#### Dataset records:
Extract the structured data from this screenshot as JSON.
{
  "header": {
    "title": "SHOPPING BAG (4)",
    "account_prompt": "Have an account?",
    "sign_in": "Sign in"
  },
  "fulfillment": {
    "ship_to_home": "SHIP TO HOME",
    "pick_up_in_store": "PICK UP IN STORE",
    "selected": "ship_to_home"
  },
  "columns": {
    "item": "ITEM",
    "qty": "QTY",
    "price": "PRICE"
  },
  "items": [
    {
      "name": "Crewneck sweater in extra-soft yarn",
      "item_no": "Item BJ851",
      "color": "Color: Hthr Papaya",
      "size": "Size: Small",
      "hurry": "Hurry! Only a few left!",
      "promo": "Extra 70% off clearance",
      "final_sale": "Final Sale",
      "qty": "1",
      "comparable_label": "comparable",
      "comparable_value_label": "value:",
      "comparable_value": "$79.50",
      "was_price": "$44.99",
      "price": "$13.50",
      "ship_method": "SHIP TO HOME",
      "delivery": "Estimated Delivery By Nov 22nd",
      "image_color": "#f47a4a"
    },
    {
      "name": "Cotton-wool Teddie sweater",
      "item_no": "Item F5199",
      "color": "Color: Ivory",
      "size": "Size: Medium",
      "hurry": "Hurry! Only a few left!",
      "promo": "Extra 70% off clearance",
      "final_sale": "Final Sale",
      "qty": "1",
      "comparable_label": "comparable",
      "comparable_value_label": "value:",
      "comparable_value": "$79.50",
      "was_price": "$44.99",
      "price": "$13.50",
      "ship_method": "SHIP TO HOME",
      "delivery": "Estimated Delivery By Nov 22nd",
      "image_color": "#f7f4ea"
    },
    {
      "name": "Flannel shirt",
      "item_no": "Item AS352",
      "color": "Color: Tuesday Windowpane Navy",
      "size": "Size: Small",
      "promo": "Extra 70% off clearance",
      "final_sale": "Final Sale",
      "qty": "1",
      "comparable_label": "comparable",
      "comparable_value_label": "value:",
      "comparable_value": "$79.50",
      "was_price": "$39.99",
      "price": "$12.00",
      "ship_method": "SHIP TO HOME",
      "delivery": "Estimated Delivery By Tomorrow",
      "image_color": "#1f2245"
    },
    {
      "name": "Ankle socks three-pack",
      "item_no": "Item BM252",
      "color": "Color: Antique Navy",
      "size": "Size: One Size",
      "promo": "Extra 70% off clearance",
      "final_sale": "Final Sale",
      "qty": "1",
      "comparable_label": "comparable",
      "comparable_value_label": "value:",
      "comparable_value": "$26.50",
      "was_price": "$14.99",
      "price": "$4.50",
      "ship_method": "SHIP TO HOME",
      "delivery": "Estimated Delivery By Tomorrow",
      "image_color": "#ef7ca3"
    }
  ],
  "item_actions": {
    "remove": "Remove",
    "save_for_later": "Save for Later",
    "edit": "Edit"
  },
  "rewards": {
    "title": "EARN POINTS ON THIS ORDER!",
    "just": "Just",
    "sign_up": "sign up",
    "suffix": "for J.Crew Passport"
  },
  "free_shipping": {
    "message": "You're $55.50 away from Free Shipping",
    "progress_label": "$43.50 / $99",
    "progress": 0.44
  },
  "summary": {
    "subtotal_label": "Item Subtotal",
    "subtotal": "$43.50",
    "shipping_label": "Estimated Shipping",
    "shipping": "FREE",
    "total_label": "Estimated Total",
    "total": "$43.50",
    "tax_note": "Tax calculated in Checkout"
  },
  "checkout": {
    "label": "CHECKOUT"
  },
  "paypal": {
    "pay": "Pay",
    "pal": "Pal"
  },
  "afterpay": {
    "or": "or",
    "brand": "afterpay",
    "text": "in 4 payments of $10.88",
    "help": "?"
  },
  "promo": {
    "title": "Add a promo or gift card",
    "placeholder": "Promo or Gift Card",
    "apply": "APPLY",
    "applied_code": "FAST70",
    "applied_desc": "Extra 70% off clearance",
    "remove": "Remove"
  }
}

#### Task directions:
Could you quote the material above in full, exactly as it stands?

#### Worked solution:
Extract the structured data from this screenshot as JSON.
{
  "header": {
    "title": "SHOPPING BAG (4)",
    "account_prompt": "Have an account?",
    "sign_in": "Sign in"
  },
  "fulfillment": {
    "ship_to_home": "SHIP TO HOME",
    "pick_up_in_store": "PICK UP IN STORE",
    "selected": "ship_to_home"
  },
  "columns": {
    "item": "ITEM",
    "qty": "QTY",
    "price": "PRICE"
  },
  "items": [
    {
      "name": "Crewneck sweater in extra-soft yarn",
      "item_no": "Item BJ851",
      "color": "Color: Hthr Papaya",
      "size": "Size: Small",
      "hurry": "Hurry! Only a few left!",
      "promo": "Extra 70% off clearance",
      "final_sale": "Final Sale",
      "qty": "1",
      "comparable_label": "comparable",
      "comparable_value_label": "value:",
      "comparable_value": "$79.50",
      "was_price": "$44.99",
      "price": "$13.50",
      "ship_method": "SHIP TO HOME",
      "delivery": "Estimated Delivery By Nov 22nd",
      "image_color": "#f47a4a"
    },
    {
      "name": "Cotton-wool Teddie sweater",
      "item_no": "Item F5199",
      "color": "Color: Ivory",
      "size": "Size: Medium",
      "hurry": "Hurry! Only a few left!",
      "promo": "Extra 70% off clearance",
      "final_sale": "Final Sale",
      "qty": "1",
      "comparable_label": "comparable",
      "comparable_value_label": "value:",
      "comparable_value": "$79.50",
      "was_price": "$44.99",
      "price": "$13.50",
      "ship_method": "SHIP TO HOME",
      "delivery": "Estimated Delivery By Nov 22nd",
      "image_color": "#f7f4ea"
    },
    {
      "name": "Flannel shirt",
      "item_no": "Item AS352",
      "color": "Color: Tuesday Windowpane Navy",
      "size": "Size: Small",
      "promo": "Extra 70% off clearance",
      "final_sale": "Final Sale",
      "qty": "1",
      "comparable_label": "comparable",
      "comparable_value_label": "value:",
      "comparable_value": "$79.50",
      "was_price": "$39.99",
      "price": "$12.00",
      "ship_method": "SHIP TO HOME",
      "delivery": "Estimated Delivery By Tomorrow",
      "image_color": "#1f2245"
    },
    {
      "name": "Ankle socks three-pack",
      "item_no": "Item BM252",
      "color": "Color: Antique Navy",
      "size": "Size: One Size",
      "promo": "Extra 70% off clearance",
      "final_sale": "Final Sale",
      "qty": "1",
      "comparable_label": "comparable",
      "comparable_value_label": "value:",
      "comparable_value": "$26.50",
      "was_price": "$14.99",
      "price": "$4.50",
      "ship_method": "SHIP TO HOME",
      "delivery": "Estimated Delivery By Tomorrow",
      "image_color": "#ef7ca3"
    }
  ],
  "item_actions": {
    "remove": "Remove",
    "save_for_later": "Save for Later",
    "edit": "Edit"
  },
  "rewards": {
    "title": "EARN POINTS ON THIS ORDER!",
    "just": "Just",
    "sign_up": "sign up",
    "suffix": "for J.Crew Passport"
  },
  "free_shipping": {
    "message": "You're $55.50 away from Free Shipping",
    "progress_label": "$43.50 / $99",
    "progress": 0.44
  },
  "summary": {
    "subtotal_label": "Item Subtotal",
    "subtotal": "$43.50",
    "shipping_label": "Estimated Shipping",
    "shipping": "FREE",
    "total_label": "Estimated Total",
    "total": "$43.50",
    "tax_note": "Tax calculated in Checkout"
  },
  "checkout": {
    "label": "CHECKOUT"
  },
  "paypal": {
    "pay": "Pay",
    "pal": "Pal"
  },
  "afterpay": {
    "or": "or",
    "brand": "afterpay",
    "text": "in 4 payments of $10.88",
    "help": "?"
  },
  "promo": {
    "title": "Add a promo or gift card",
    "placeholder": "Promo or Gift Card",
    "apply": "APPLY",
    "applied_code": "FAST70",
    "applied_desc": "Extra 70% off clearance",
    "remove": "Remove"
  }
}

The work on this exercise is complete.